>> BEGIN Data entries

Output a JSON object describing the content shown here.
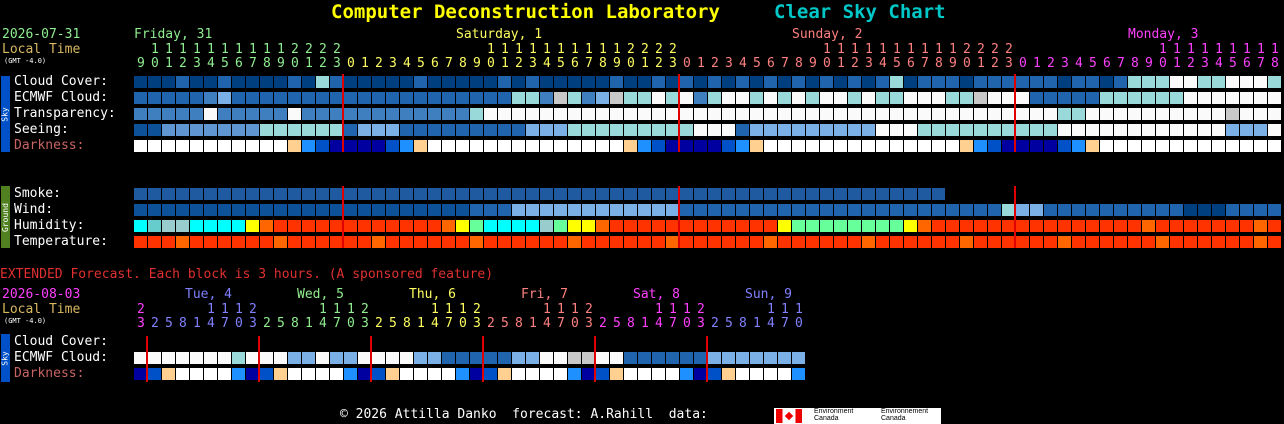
{
  "title": {
    "main": "Computer Deconstruction Laboratory",
    "chart": "Clear Sky Chart"
  },
  "header": {
    "date": "2026-07-31",
    "local_time": "Local Time",
    "gmt": "(GMT -4.0)"
  },
  "days": [
    {
      "label": "Friday, 31",
      "color": "#90ee90",
      "start": 9
    },
    {
      "label": "Saturday, 1",
      "color": "#ffff60",
      "start": 24
    },
    {
      "label": "Sunday, 2",
      "color": "#ff8080",
      "start": 48
    },
    {
      "label": "Monday, 3",
      "color": "#ff40ff",
      "start": 72
    }
  ],
  "sky_rows": [
    "Cloud Cover:",
    "ECMWF Cloud:",
    "Transparency:",
    "Seeing:",
    "Darkness:"
  ],
  "ground_rows": [
    "Smoke:",
    "Wind:",
    "Humidity:",
    "Temperature:"
  ],
  "side_labels": {
    "sky": "Sky",
    "ground": "Ground"
  },
  "extended": {
    "banner": "EXTENDED Forecast. Each block is 3 hours. (A sponsored feature)",
    "date": "2026-08-03",
    "local_time": "Local Time",
    "gmt": "(GMT -4.0)",
    "days": [
      {
        "label": "Tue, 4",
        "color": "#8080ff"
      },
      {
        "label": "Wed, 5",
        "color": "#90ee90"
      },
      {
        "label": "Thu, 6",
        "color": "#ffff60"
      },
      {
        "label": "Fri, 7",
        "color": "#ff8080"
      },
      {
        "label": "Sat, 8",
        "color": "#ff40ff"
      },
      {
        "label": "Sun, 9",
        "color": "#8080ff"
      }
    ],
    "hours": [
      3,
      2,
      5,
      8,
      1,
      4,
      7,
      0,
      3,
      2,
      5,
      8,
      1,
      4,
      7,
      0,
      3,
      2,
      5,
      8,
      1,
      4,
      7,
      0,
      3,
      2,
      5,
      8,
      1,
      4,
      7,
      0,
      3,
      2,
      5,
      8,
      1,
      4,
      7,
      0,
      3,
      2,
      5,
      8,
      1,
      4,
      7,
      0
    ],
    "rows": [
      "Cloud Cover:",
      "ECMWF Cloud:",
      "Darkness:"
    ]
  },
  "footer": {
    "text": "© 2026 Attilla Danko  forecast: A.Rahill  data:",
    "logo1": "Environment Canada",
    "logo2": "Environnement Canada"
  },
  "colors": {
    "title": "#ffff00",
    "chart": "#00c8c8",
    "darkness_label": "#c86464",
    "banner": "#e03030",
    "local": "#d8b860",
    "date": "#90ee90",
    "ext_date": "#ff40ff"
  }
}
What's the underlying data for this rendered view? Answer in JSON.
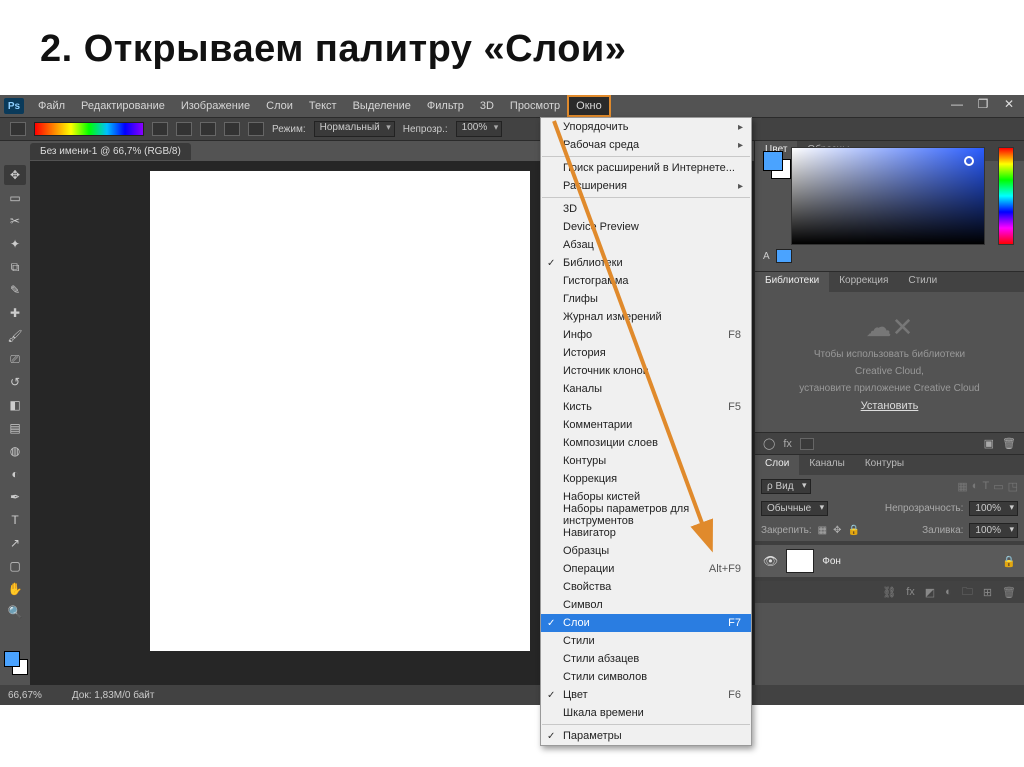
{
  "slide": {
    "title": "2. Открываем палитру «Слои»"
  },
  "menubar": {
    "logo": "Ps",
    "items": [
      "Файл",
      "Редактирование",
      "Изображение",
      "Слои",
      "Текст",
      "Выделение",
      "Фильтр",
      "3D",
      "Просмотр",
      "Окно"
    ],
    "selected_index": 9
  },
  "optionbar": {
    "mode_label": "Режим:",
    "mode_value": "Нормальный",
    "opacity_label": "Непрозр.:",
    "opacity_value": "100%"
  },
  "doc_tab": "Без имени-1 @ 66,7% (RGB/8)",
  "status": {
    "zoom": "66,67%",
    "doc": "Док: 1,83M/0 байт"
  },
  "window_menu": {
    "groups": [
      [
        {
          "label": "Упорядочить",
          "sub": true
        },
        {
          "label": "Рабочая среда",
          "sub": true
        }
      ],
      [
        {
          "label": "Поиск расширений в Интернете..."
        },
        {
          "label": "Расширения",
          "sub": true
        }
      ],
      [
        {
          "label": "3D"
        },
        {
          "label": "Device Preview"
        },
        {
          "label": "Абзац"
        },
        {
          "label": "Библиотеки",
          "checked": true
        },
        {
          "label": "Гистограмма"
        },
        {
          "label": "Глифы"
        },
        {
          "label": "Журнал измерений"
        },
        {
          "label": "Инфо",
          "shortcut": "F8"
        },
        {
          "label": "История"
        },
        {
          "label": "Источник клонов"
        },
        {
          "label": "Каналы"
        },
        {
          "label": "Кисть",
          "shortcut": "F5"
        },
        {
          "label": "Комментарии"
        },
        {
          "label": "Композиции слоев"
        },
        {
          "label": "Контуры"
        },
        {
          "label": "Коррекция"
        },
        {
          "label": "Наборы кистей"
        },
        {
          "label": "Наборы параметров для инструментов"
        },
        {
          "label": "Навигатор"
        },
        {
          "label": "Образцы"
        },
        {
          "label": "Операции",
          "shortcut": "Alt+F9"
        },
        {
          "label": "Свойства"
        },
        {
          "label": "Символ"
        },
        {
          "label": "Слои",
          "shortcut": "F7",
          "checked": true,
          "selected": true
        },
        {
          "label": "Стили"
        },
        {
          "label": "Стили абзацев"
        },
        {
          "label": "Стили символов"
        },
        {
          "label": "Цвет",
          "shortcut": "F6",
          "checked": true
        },
        {
          "label": "Шкала времени"
        }
      ],
      [
        {
          "label": "Параметры",
          "checked": true
        }
      ]
    ]
  },
  "color_panel": {
    "tabs": [
      "Цвет",
      "Образцы"
    ],
    "row2_letter": "A"
  },
  "libraries_panel": {
    "tabs": [
      "Библиотеки",
      "Коррекция",
      "Стили"
    ],
    "msg1": "Чтобы использовать библиотеки",
    "msg2": "Creative Cloud,",
    "msg3": "установите приложение Creative Cloud",
    "link": "Установить"
  },
  "layers_panel": {
    "tabs": [
      "Слои",
      "Каналы",
      "Контуры"
    ],
    "kind_label": "Вид",
    "blend_value": "Обычные",
    "opacity_label": "Непрозрачность:",
    "opacity_value": "100%",
    "lock_label": "Закрепить:",
    "fill_label": "Заливка:",
    "fill_value": "100%",
    "layer_name": "Фон"
  },
  "mid_strip": {
    "fx": "fx"
  }
}
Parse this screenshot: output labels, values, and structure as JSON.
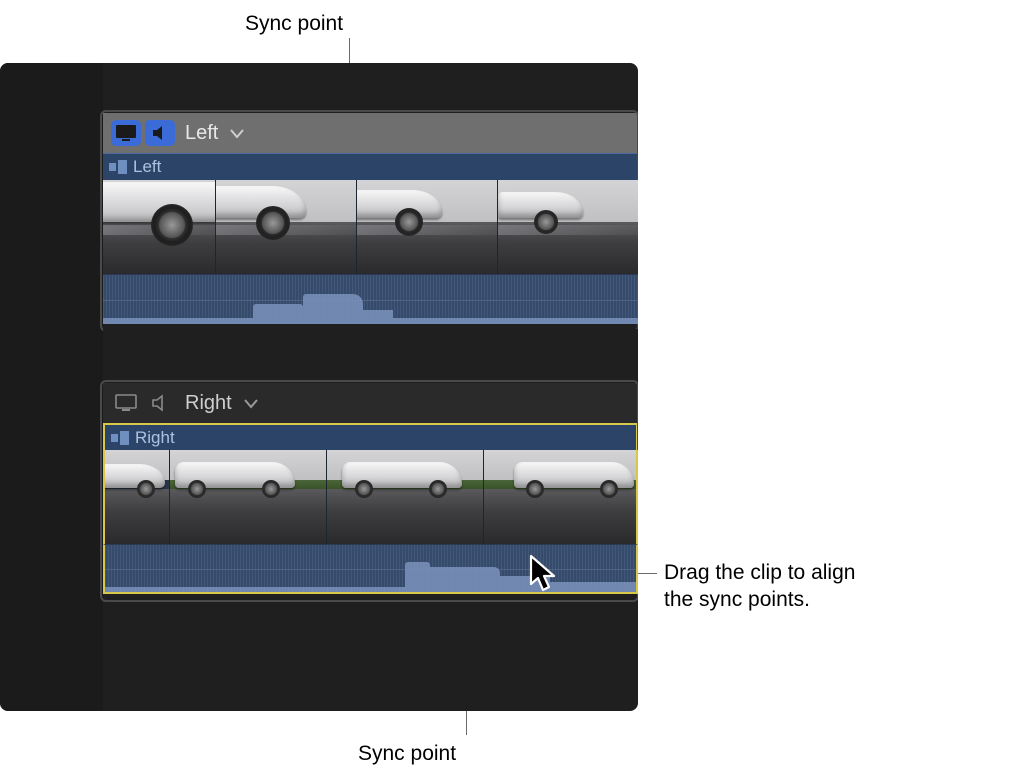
{
  "annotations": {
    "top_sync": "Sync point",
    "bottom_sync": "Sync point",
    "drag_hint_line1": "Drag the clip to align",
    "drag_hint_line2": "the sync points."
  },
  "angles": [
    {
      "name": "Left",
      "clip_label": "Left",
      "active_video": true,
      "active_audio": true
    },
    {
      "name": "Right",
      "clip_label": "Right",
      "active_video": false,
      "active_audio": false
    }
  ],
  "colors": {
    "accent": "#3a6bd6",
    "clip_bg": "#2d4469",
    "selection": "#d8c84a"
  }
}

>> END Data entries

Pull out all lines containing "shortcut".

→ Finished task:
          "shortcut": "F8"
          "shortcut": "F5"
          "shortcut": "Alt+F9"
          "shortcut": "F7",
          "shortcut": "F6",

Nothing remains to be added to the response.